What you need to do — Pick out all lines in the listing holding the string "上映日期" and copy them.
--- start Source material ---
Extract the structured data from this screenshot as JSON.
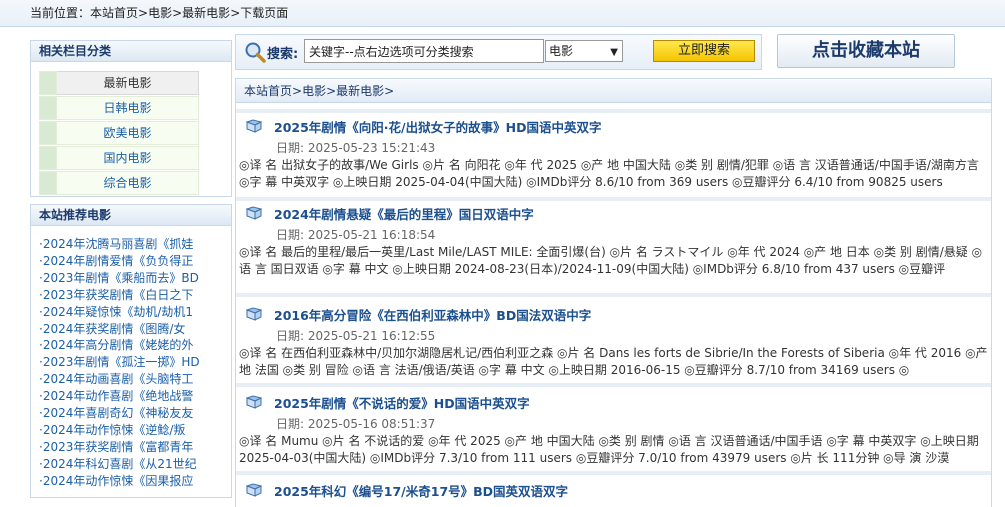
{
  "location": {
    "label": "当前位置：",
    "crumbs": [
      "本站首页",
      "电影",
      "最新电影",
      "下载页面"
    ],
    "sep": ">"
  },
  "sidebar": {
    "categories": {
      "title": "相关栏目分类",
      "items": [
        "最新电影",
        "日韩电影",
        "欧美电影",
        "国内电影",
        "综合电影"
      ]
    },
    "recommended": {
      "title": "本站推荐电影",
      "items": [
        "·2024年沈腾马丽喜剧《抓娃",
        "·2024年剧情爱情《负负得正",
        "·2023年剧情《乘船而去》BD",
        "·2023年获奖剧情《白日之下",
        "·2024年疑惊悚《劫机/劫机1",
        "·2024年获奖剧情《图腾/女",
        "·2024年高分剧情《姥姥的外",
        "·2023年剧情《孤注一掷》HD",
        "·2024年动画喜剧《头脑特工",
        "·2024年动作喜剧《绝地战警",
        "·2024年喜剧奇幻《神秘友友",
        "·2024年动作惊悚《逆鲶/叛",
        "·2023年获奖剧情《富都青年",
        "·2024年科幻喜剧《从21世纪",
        "·2024年动作惊悚《因果报应"
      ]
    }
  },
  "search": {
    "label": "搜索:",
    "input_value": "关键字--点右边选项可分类搜索",
    "select_value": "电影",
    "button_label": "立即搜索"
  },
  "bookmark_label": "点击收藏本站",
  "main": {
    "crumbs": [
      "本站首页",
      "电影",
      "最新电影"
    ],
    "items": [
      {
        "title": "2025年剧情《向阳·花/出狱女子的故事》HD国语中英双字",
        "date": "日期:  2025-05-23 15:21:43",
        "desc": "◎译 名 出狱女子的故事/We Girls ◎片 名 向阳花 ◎年 代 2025 ◎产 地 中国大陆 ◎类 别 剧情/犯罪 ◎语 言 汉语普通话/中国手语/湖南方言 ◎字 幕 中英双字 ◎上映日期 2025-04-04(中国大陆) ◎IMDb评分 8.6/10 from 369 users ◎豆瓣评分 6.4/10 from 90825 users"
      },
      {
        "title": "2024年剧情悬疑《最后的里程》国日双语中字",
        "date": "日期:  2025-05-21 16:18:54",
        "desc": "◎译 名 最后的里程/最后一英里/Last Mile/LAST MILE: 全面引爆(台) ◎片 名 ラストマイル ◎年 代 2024 ◎产 地 日本 ◎类 别 剧情/悬疑 ◎语 言 国日双语 ◎字 幕 中文 ◎上映日期 2024-08-23(日本)/2024-11-09(中国大陆) ◎IMDb评分 6.8/10 from 437 users ◎豆瓣评"
      },
      {
        "title": "2016年高分冒险《在西伯利亚森林中》BD国法双语中字",
        "date": "日期:  2025-05-21 16:12:55",
        "desc": "◎译 名 在西伯利亚森林中/贝加尔湖隐居札记/西伯利亚之森 ◎片 名 Dans les forts de Sibrie/In the Forests of Siberia ◎年 代 2016 ◎产 地 法国 ◎类 别 冒险 ◎语 言 法语/俄语/英语 ◎字 幕 中文 ◎上映日期 2016-06-15 ◎豆瓣评分 8.7/10 from 34169 users ◎"
      },
      {
        "title": "2025年剧情《不说话的爱》HD国语中英双字",
        "date": "日期:  2025-05-16 08:51:37",
        "desc": "◎译 名 Mumu ◎片 名 不说话的爱 ◎年 代 2025 ◎产 地 中国大陆 ◎类 别 剧情 ◎语 言 汉语普通话/中国手语 ◎字 幕 中英双字 ◎上映日期 2025-04-03(中国大陆) ◎IMDb评分 7.3/10 from 111 users ◎豆瓣评分 7.0/10 from 43979 users ◎片 长 111分钟 ◎导 演 沙漠"
      },
      {
        "title": "2025年科幻《编号17/米奇17号》BD国英双语双字",
        "date": "",
        "desc": ""
      }
    ]
  }
}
--- end Source material ---
Written solution —
        "desc": "◎译 名 出狱女子的故事/We Girls ◎片 名 向阳花 ◎年 代 2025 ◎产 地 中国大陆 ◎类 别 剧情/犯罪 ◎语 言 汉语普通话/中国手语/湖南方言 ◎字 幕 中英双字 ◎上映日期 2025-04-04(中国大陆) ◎IMDb评分 8.6/10 from 369 users ◎豆瓣评分 6.4/10 from 90825 users"
        "desc": "◎译 名 最后的里程/最后一英里/Last Mile/LAST MILE: 全面引爆(台) ◎片 名 ラストマイル ◎年 代 2024 ◎产 地 日本 ◎类 别 剧情/悬疑 ◎语 言 国日双语 ◎字 幕 中文 ◎上映日期 2024-08-23(日本)/2024-11-09(中国大陆) ◎IMDb评分 6.8/10 from 437 users ◎豆瓣评"
        "desc": "◎译 名 在西伯利亚森林中/贝加尔湖隐居札记/西伯利亚之森 ◎片 名 Dans les forts de Sibrie/In the Forests of Siberia ◎年 代 2016 ◎产 地 法国 ◎类 别 冒险 ◎语 言 法语/俄语/英语 ◎字 幕 中文 ◎上映日期 2016-06-15 ◎豆瓣评分 8.7/10 from 34169 users ◎"
        "desc": "◎译 名 Mumu ◎片 名 不说话的爱 ◎年 代 2025 ◎产 地 中国大陆 ◎类 别 剧情 ◎语 言 汉语普通话/中国手语 ◎字 幕 中英双字 ◎上映日期 2025-04-03(中国大陆) ◎IMDb评分 7.3/10 from 111 users ◎豆瓣评分 7.0/10 from 43979 users ◎片 长 111分钟 ◎导 演 沙漠"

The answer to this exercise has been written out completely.